WHAT IS EXPECTED: Check every line for the word "connection" and state how many lines have it. Reply with the number alone.

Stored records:
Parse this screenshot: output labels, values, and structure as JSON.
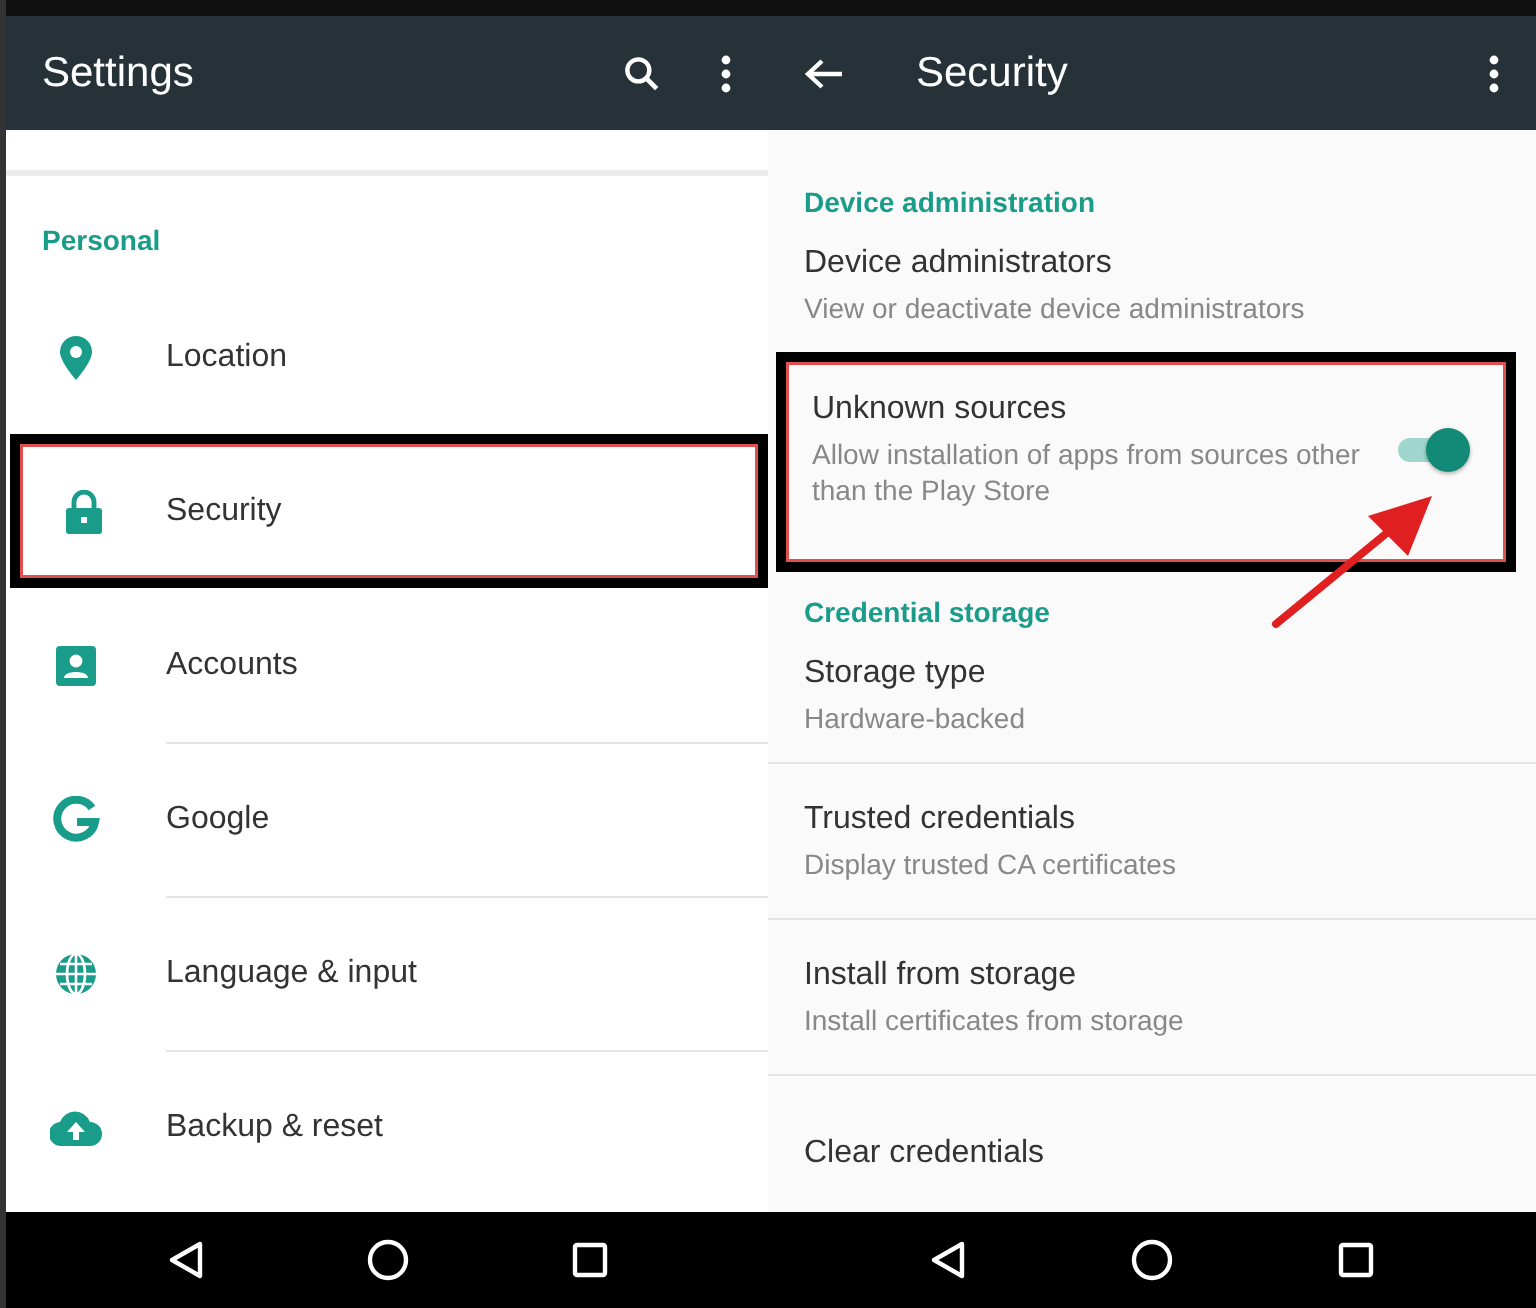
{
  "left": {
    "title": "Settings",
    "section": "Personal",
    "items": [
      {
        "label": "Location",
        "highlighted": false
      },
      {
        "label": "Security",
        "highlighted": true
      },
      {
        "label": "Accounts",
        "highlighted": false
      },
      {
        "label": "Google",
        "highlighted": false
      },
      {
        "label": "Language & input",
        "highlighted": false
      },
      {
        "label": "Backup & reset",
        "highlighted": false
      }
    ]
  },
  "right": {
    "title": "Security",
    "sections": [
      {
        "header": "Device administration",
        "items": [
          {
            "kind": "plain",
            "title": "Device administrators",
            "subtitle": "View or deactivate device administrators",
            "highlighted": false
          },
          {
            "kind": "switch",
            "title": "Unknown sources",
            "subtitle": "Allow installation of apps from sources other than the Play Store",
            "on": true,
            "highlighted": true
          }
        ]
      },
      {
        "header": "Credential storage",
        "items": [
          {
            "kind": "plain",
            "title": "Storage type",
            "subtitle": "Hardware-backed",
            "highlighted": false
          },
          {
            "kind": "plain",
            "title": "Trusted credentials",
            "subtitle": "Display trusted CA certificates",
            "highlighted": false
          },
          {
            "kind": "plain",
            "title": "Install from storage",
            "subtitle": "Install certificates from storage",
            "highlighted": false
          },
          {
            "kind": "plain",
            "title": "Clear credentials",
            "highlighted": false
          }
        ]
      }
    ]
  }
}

--

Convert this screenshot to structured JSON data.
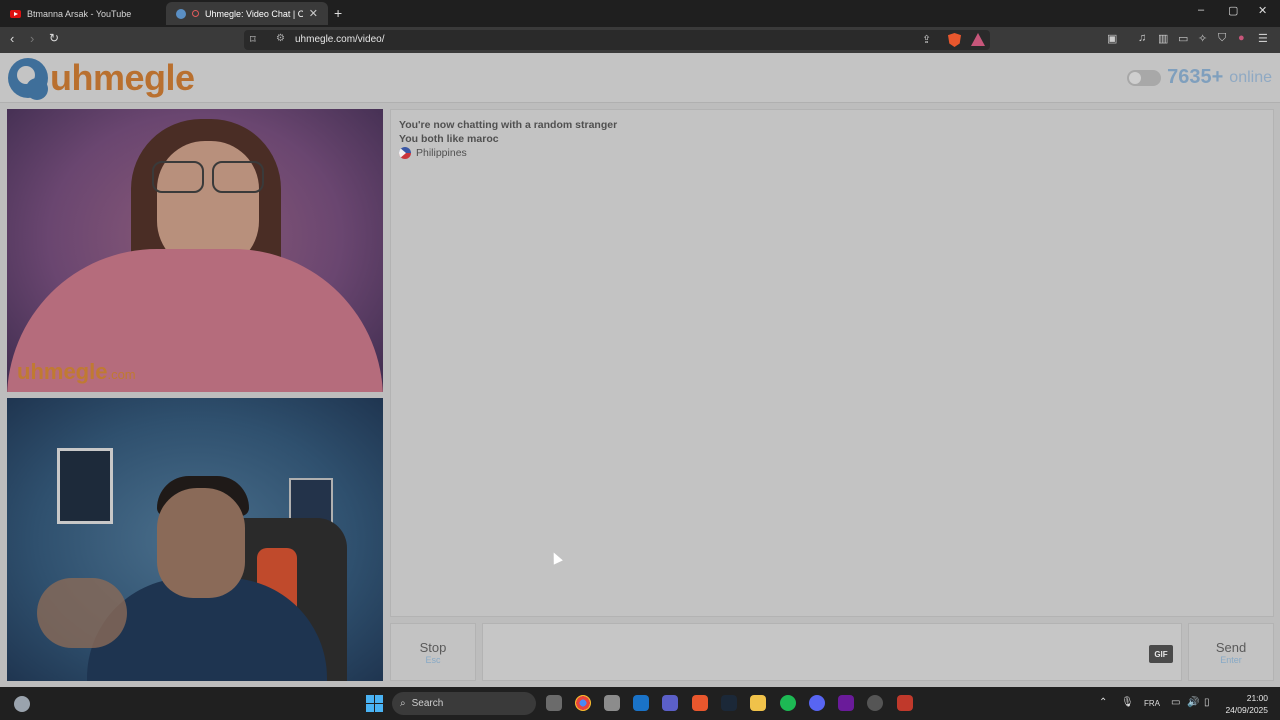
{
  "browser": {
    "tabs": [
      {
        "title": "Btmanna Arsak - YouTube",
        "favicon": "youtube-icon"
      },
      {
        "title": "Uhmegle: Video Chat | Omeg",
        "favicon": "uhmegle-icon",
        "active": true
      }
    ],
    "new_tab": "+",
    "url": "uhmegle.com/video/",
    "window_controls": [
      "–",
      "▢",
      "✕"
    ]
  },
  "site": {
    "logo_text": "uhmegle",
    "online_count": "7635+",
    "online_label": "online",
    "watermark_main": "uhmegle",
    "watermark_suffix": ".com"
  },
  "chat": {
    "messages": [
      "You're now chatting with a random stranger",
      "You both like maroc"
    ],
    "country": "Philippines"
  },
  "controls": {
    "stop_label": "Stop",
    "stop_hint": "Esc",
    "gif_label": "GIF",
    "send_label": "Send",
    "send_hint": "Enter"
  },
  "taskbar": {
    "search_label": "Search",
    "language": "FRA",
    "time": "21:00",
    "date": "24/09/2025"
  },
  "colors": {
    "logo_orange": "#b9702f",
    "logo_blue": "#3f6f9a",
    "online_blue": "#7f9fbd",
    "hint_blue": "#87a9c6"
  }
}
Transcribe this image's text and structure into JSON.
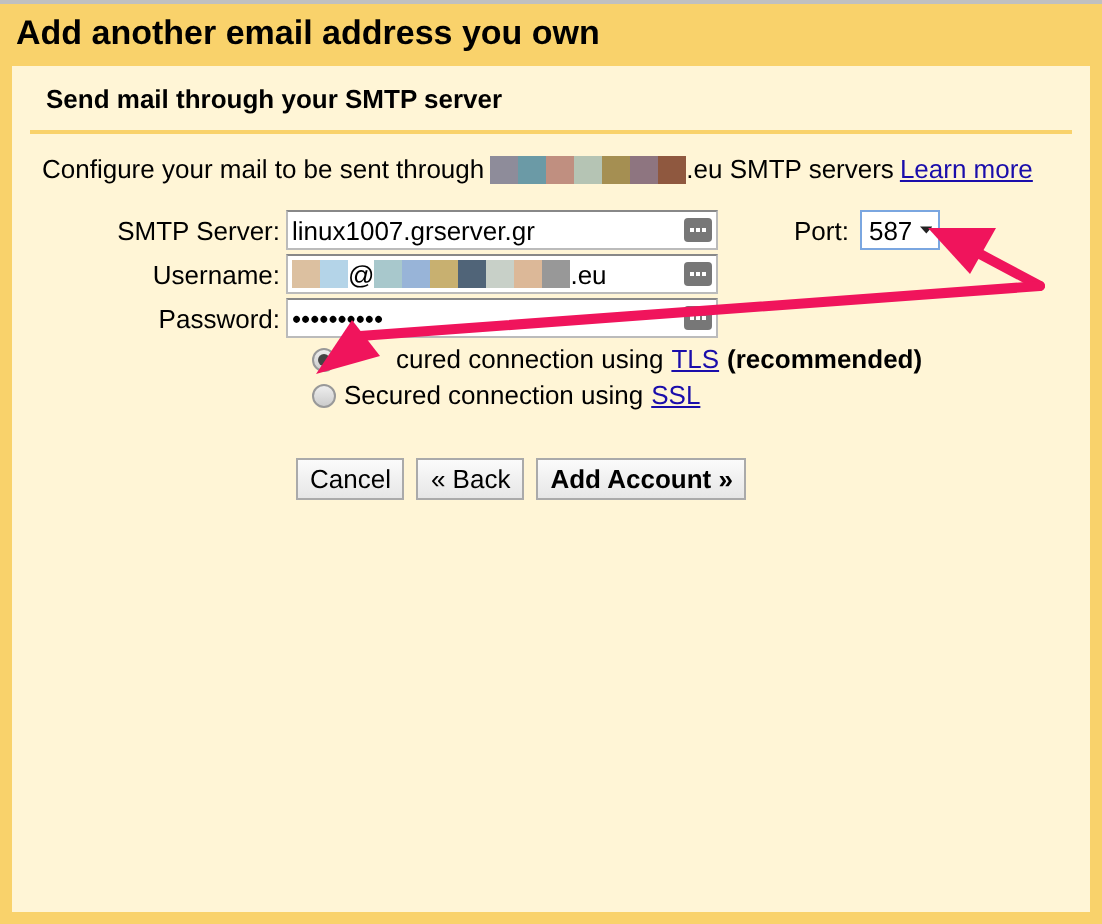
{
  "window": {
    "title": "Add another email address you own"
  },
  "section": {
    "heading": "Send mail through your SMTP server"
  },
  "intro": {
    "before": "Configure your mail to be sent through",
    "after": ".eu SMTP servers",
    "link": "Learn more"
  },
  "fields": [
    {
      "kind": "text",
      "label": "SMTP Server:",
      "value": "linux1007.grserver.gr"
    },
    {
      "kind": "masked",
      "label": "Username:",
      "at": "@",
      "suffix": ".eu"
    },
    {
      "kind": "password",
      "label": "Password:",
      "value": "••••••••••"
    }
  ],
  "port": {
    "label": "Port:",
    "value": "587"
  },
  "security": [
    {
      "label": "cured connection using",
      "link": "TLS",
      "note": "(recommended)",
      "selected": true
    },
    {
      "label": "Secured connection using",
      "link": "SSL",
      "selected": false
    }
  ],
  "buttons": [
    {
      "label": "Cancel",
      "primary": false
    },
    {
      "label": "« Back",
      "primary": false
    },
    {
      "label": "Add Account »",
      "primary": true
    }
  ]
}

---

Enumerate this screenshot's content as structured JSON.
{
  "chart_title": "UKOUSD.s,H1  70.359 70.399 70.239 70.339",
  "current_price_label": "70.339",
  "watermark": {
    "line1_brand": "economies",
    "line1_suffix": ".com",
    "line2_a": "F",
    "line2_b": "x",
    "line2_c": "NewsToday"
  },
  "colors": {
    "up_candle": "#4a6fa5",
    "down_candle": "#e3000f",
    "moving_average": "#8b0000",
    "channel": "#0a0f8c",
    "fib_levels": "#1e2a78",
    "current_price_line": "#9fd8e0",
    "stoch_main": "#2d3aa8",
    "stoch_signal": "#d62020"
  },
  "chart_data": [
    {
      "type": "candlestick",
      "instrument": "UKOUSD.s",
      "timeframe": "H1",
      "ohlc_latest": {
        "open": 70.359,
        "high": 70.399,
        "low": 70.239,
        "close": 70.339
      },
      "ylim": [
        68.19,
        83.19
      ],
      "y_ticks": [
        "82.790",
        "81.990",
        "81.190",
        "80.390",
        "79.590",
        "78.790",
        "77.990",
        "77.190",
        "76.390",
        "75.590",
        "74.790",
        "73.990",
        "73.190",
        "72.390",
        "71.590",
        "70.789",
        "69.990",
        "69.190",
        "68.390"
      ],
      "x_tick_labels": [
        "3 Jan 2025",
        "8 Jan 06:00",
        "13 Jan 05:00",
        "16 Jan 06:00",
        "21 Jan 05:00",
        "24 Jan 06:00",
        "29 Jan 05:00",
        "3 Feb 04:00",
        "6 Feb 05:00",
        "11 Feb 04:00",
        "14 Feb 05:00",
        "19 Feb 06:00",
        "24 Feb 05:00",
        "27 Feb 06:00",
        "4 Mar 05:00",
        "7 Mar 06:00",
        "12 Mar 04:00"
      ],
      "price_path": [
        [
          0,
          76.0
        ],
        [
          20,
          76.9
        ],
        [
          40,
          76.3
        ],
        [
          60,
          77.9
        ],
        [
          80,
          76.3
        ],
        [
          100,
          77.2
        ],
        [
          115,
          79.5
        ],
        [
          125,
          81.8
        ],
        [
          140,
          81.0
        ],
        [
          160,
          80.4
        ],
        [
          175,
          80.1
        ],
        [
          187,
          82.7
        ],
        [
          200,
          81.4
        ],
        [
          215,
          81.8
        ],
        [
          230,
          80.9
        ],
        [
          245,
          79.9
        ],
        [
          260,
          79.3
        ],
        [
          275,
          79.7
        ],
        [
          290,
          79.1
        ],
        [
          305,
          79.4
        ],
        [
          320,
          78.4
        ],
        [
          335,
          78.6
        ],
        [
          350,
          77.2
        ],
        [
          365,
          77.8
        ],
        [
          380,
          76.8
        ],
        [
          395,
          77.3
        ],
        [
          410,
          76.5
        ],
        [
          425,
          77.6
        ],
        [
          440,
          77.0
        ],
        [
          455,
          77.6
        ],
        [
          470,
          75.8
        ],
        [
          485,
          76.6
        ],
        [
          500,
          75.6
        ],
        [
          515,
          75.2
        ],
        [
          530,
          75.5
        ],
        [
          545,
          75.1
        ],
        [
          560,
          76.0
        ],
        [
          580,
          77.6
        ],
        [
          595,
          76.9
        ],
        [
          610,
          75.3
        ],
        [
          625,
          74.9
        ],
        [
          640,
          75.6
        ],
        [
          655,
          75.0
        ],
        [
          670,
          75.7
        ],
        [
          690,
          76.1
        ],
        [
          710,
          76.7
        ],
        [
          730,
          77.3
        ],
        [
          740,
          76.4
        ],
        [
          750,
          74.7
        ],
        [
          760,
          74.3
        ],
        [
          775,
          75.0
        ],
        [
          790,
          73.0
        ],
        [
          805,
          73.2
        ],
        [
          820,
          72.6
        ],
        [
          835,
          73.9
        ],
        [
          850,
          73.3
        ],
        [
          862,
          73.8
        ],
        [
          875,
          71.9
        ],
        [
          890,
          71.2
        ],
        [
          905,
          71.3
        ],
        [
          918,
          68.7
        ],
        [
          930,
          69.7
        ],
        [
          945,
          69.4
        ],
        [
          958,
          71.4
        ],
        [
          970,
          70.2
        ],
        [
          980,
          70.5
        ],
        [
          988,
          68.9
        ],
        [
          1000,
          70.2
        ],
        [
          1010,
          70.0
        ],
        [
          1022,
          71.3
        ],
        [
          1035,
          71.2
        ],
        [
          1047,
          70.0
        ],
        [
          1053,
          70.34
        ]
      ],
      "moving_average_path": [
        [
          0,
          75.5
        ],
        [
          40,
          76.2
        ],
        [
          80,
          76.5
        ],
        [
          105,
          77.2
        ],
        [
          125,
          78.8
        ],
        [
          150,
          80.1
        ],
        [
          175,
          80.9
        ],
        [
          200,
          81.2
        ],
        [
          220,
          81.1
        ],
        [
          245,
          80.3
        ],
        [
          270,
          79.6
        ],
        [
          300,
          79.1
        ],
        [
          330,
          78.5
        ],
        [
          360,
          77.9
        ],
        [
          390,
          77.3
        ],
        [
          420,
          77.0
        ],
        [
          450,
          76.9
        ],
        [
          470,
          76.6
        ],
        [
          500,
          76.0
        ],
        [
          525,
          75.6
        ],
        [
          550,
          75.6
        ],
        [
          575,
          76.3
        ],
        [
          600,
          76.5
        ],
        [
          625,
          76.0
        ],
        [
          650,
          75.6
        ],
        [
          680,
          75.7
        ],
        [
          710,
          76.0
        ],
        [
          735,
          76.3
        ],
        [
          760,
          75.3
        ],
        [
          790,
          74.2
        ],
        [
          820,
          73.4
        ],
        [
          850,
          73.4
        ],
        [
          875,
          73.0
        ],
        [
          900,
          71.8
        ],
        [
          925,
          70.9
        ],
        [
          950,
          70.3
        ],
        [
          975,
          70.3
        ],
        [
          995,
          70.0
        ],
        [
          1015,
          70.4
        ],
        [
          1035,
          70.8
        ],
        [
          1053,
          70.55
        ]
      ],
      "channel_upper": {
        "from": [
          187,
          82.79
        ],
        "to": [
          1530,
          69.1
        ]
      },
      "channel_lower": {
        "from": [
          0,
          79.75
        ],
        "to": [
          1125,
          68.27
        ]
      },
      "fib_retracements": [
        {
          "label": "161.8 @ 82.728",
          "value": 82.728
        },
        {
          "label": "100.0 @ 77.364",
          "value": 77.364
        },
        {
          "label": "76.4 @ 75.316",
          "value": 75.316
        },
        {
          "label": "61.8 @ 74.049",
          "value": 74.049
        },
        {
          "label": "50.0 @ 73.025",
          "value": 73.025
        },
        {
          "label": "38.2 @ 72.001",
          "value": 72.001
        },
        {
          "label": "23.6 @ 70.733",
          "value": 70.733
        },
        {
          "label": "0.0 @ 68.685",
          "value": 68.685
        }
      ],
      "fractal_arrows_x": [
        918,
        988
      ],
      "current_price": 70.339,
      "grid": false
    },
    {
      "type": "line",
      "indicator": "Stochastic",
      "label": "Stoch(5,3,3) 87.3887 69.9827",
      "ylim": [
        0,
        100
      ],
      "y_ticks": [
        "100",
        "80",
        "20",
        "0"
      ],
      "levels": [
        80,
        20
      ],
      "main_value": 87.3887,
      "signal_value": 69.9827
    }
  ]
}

COMPLETE OUTPUT: 2